*What is required*
State how many lines of the entries hold the string "احمد", and nothing more.
---+---
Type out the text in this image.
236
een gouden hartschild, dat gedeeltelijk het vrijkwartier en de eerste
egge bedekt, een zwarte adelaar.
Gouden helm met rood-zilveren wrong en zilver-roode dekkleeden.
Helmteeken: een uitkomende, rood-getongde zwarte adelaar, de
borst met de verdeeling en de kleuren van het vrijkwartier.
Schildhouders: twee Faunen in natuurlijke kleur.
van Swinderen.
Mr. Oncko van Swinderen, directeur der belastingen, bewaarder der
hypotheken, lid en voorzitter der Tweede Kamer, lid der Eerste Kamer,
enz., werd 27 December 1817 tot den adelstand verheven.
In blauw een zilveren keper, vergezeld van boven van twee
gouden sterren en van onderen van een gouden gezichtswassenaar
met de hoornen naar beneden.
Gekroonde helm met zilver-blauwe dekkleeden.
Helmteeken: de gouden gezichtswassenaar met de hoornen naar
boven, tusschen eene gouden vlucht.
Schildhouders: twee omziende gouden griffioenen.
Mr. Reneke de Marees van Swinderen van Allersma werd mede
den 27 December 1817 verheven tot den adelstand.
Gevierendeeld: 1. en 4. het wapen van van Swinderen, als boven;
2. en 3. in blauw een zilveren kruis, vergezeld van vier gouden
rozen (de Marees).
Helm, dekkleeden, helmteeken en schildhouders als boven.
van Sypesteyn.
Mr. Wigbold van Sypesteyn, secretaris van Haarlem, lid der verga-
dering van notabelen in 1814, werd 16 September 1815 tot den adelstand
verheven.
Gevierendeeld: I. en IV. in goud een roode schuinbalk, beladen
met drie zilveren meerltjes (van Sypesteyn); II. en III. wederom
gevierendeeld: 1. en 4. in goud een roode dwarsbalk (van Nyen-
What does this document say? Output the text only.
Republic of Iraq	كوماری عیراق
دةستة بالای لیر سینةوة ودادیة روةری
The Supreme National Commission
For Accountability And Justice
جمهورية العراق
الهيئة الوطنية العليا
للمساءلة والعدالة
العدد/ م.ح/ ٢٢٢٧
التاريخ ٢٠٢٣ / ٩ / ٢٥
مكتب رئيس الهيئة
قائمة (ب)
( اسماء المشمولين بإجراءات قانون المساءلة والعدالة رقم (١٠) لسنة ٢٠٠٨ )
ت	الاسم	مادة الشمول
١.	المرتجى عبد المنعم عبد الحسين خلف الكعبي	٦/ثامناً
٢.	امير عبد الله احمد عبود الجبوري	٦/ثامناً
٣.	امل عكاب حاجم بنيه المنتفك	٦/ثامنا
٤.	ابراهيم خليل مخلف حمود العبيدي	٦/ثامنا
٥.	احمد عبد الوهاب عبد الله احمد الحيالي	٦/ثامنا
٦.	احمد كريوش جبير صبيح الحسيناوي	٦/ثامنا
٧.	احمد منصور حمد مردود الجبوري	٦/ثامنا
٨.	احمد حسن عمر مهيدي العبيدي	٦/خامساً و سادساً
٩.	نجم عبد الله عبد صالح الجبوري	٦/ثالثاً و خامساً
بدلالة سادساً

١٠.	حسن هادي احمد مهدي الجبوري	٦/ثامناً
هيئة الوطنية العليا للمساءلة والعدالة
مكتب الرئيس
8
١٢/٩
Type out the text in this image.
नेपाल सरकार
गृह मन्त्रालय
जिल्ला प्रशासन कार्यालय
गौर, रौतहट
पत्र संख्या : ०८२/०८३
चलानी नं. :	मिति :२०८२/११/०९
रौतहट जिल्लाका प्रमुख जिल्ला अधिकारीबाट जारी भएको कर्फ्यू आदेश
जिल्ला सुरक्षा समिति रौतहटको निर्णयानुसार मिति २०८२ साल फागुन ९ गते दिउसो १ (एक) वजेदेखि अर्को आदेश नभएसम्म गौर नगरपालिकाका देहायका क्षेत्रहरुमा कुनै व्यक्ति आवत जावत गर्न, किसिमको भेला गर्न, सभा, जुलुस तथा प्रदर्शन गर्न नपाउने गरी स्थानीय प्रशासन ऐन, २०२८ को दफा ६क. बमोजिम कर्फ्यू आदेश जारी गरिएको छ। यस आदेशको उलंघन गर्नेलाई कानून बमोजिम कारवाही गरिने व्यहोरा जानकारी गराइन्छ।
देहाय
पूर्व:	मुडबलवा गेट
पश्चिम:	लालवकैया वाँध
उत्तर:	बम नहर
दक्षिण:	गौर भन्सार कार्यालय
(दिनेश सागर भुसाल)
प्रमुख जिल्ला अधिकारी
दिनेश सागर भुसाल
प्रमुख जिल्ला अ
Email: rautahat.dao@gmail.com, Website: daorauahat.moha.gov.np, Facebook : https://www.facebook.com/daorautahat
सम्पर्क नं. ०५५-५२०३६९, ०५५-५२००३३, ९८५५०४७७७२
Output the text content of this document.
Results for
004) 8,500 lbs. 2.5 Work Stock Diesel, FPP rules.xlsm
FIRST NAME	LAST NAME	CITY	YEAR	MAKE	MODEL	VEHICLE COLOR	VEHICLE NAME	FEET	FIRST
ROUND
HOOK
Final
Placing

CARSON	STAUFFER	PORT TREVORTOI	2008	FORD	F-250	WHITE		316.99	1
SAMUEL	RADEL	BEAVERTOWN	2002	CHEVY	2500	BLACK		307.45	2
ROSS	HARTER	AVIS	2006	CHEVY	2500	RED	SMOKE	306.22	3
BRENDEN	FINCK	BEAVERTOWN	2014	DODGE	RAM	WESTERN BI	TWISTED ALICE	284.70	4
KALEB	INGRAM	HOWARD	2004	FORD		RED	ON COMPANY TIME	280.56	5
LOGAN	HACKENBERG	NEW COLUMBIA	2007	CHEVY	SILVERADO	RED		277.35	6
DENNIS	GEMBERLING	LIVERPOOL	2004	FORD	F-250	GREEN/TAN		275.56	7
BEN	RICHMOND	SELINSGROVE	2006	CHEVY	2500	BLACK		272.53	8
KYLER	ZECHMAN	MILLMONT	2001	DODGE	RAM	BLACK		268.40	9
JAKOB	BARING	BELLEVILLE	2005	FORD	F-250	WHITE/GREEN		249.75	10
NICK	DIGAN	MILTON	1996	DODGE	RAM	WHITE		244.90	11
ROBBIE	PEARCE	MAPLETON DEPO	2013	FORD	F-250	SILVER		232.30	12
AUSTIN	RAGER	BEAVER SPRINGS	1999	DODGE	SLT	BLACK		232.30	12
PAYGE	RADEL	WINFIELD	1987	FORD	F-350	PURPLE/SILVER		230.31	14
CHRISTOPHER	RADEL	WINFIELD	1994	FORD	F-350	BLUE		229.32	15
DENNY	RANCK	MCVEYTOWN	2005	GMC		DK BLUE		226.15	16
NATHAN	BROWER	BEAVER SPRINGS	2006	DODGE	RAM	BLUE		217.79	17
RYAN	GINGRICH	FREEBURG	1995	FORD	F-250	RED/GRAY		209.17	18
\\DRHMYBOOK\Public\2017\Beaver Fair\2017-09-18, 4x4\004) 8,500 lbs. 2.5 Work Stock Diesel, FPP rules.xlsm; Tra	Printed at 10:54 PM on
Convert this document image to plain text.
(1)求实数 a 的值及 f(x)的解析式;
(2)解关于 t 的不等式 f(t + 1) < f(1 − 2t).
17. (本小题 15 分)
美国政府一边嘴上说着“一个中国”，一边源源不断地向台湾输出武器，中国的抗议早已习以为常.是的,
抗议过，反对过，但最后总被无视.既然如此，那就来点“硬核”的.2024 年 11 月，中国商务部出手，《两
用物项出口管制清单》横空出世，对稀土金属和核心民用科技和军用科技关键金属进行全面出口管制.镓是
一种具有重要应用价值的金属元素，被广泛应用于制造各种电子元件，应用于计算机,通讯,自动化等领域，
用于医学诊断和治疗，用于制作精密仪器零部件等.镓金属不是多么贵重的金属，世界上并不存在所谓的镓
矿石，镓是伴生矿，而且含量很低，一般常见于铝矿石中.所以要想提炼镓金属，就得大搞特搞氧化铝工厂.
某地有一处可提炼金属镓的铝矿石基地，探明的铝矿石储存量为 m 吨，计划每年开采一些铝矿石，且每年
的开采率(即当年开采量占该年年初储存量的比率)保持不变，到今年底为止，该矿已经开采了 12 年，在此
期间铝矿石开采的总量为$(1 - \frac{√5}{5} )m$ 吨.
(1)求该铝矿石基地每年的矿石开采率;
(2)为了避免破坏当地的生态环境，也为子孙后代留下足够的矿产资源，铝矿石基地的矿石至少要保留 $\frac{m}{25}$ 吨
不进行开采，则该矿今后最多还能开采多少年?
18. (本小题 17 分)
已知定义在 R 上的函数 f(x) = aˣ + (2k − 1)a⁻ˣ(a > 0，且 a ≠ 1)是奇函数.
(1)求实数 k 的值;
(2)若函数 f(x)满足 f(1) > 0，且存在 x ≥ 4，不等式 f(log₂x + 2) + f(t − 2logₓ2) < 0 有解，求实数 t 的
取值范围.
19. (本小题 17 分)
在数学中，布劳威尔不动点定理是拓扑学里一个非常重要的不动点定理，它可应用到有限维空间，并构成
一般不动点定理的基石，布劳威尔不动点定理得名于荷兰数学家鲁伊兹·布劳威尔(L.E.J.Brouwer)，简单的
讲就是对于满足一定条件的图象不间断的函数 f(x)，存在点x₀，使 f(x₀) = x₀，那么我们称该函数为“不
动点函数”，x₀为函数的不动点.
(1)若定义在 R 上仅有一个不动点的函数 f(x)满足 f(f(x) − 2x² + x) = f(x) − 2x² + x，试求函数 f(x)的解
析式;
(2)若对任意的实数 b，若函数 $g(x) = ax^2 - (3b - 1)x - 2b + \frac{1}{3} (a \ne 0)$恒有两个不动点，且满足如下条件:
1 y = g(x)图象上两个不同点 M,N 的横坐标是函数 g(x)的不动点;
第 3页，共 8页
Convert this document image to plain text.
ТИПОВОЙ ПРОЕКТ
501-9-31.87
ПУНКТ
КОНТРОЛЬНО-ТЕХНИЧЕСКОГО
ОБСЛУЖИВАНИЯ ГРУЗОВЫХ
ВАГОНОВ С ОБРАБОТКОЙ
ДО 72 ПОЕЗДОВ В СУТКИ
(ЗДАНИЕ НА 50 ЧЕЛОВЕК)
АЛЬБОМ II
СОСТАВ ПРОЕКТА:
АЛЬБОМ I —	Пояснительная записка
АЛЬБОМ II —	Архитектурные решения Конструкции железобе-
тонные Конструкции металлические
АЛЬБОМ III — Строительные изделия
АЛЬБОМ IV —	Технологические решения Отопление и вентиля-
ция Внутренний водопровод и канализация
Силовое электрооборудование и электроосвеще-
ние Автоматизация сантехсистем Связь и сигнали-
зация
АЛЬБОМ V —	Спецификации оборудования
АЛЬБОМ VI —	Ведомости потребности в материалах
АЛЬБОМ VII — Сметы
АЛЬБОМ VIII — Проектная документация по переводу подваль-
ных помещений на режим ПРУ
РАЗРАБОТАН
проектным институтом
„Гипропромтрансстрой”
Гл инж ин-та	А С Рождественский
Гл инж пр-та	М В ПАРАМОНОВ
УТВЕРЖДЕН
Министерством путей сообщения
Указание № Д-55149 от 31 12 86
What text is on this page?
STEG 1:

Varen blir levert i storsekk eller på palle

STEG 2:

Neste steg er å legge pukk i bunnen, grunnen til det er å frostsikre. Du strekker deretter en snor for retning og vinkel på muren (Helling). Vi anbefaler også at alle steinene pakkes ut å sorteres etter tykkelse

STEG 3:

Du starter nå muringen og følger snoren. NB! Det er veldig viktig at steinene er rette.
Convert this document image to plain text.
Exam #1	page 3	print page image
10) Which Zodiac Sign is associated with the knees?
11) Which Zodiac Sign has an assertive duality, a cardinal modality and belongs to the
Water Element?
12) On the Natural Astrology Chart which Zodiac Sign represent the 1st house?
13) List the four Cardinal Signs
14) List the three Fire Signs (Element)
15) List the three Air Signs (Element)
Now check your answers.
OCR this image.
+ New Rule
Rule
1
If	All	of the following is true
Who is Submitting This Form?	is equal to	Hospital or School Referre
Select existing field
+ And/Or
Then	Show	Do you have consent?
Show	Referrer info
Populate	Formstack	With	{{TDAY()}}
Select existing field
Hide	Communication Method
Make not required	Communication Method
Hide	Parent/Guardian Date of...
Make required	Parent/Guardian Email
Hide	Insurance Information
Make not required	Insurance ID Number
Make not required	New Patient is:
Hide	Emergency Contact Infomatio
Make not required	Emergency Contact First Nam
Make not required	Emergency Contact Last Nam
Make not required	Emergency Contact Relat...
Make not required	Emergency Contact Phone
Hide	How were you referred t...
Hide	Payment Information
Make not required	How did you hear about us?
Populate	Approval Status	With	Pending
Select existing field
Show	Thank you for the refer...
---+---
*The result*
6